What the task asks —
Lines before the one containing "Read all visible content and emit it as JSON." are excluded; retype that line and all remaining lines of the material exactly.

Record extracts —
<<<<

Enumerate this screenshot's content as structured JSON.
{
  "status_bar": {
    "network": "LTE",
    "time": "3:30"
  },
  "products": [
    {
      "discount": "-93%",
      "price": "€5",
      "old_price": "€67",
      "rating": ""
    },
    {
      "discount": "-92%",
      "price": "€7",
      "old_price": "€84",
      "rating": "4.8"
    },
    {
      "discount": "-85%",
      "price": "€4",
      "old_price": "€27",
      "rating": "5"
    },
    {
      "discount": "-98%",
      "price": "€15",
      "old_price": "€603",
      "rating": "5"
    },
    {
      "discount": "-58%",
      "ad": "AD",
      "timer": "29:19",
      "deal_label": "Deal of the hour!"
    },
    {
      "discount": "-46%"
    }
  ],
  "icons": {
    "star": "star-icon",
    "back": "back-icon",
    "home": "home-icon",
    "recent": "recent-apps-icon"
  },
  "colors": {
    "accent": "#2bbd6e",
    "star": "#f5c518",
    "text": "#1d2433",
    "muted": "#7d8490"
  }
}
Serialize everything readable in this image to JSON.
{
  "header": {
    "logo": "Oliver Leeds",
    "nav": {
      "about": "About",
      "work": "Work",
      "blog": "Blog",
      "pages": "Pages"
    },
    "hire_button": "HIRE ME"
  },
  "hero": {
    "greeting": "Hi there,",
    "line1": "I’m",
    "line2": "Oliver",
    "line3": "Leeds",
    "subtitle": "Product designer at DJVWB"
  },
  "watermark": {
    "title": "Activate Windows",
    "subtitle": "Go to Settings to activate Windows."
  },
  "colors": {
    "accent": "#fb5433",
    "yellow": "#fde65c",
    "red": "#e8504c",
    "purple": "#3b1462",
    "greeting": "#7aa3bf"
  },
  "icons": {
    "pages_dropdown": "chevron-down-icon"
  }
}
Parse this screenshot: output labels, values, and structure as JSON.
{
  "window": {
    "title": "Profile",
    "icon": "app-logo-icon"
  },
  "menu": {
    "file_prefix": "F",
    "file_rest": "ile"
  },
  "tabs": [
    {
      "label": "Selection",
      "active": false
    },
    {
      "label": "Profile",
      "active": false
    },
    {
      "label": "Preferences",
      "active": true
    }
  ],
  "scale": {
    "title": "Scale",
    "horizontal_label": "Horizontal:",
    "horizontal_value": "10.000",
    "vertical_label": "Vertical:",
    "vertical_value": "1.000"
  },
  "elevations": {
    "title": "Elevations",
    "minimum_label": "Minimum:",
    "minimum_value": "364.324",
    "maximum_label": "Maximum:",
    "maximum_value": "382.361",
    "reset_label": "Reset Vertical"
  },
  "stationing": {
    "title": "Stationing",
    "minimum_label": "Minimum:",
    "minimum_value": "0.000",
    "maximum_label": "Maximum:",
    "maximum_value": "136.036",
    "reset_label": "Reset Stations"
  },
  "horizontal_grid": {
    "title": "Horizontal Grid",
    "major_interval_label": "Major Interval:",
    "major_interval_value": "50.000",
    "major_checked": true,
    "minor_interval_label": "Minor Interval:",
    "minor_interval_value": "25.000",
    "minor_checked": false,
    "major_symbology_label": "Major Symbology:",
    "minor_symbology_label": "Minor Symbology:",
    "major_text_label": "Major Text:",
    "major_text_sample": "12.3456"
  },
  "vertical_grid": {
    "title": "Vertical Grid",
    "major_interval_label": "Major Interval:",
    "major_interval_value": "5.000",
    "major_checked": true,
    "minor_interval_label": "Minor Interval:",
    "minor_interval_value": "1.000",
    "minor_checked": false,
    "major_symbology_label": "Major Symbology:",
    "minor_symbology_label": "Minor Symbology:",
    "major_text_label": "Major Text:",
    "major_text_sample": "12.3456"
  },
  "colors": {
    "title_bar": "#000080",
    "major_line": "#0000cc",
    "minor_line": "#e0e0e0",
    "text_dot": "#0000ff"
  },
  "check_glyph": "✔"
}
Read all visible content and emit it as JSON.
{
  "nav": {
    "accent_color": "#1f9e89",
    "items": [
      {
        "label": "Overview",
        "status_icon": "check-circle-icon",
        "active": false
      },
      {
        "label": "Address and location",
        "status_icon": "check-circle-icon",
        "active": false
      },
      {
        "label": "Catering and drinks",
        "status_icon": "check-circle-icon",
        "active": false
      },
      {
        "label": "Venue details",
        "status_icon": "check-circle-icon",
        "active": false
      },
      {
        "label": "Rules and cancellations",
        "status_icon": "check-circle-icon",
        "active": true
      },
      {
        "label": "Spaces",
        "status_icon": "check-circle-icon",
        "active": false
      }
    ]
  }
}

>>>>

Problem solution —
Read all visible content and emit it as JSON.
{
  "nav": {
    "accent_color": "#1f9e89",
    "items": [
      {
        "label": "Overview",
        "status_icon": "check-circle-icon",
        "active": false
      },
      {
        "label": "Address and location",
        "status_icon": "check-circle-icon",
        "active": false
      },
      {
        "label": "Catering and drinks",
        "status_icon": "check-circle-icon",
        "active": false
      },
      {
        "label": "Venue details",
        "status_icon": "check-circle-icon",
        "active": false
      },
      {
        "label": "Rules and cancellations",
        "status_icon": "check-circle-icon",
        "active": true
      },
      {
        "label": "Spaces",
        "status_icon": "check-circle-icon",
        "active": false
      }
    ]
  }
}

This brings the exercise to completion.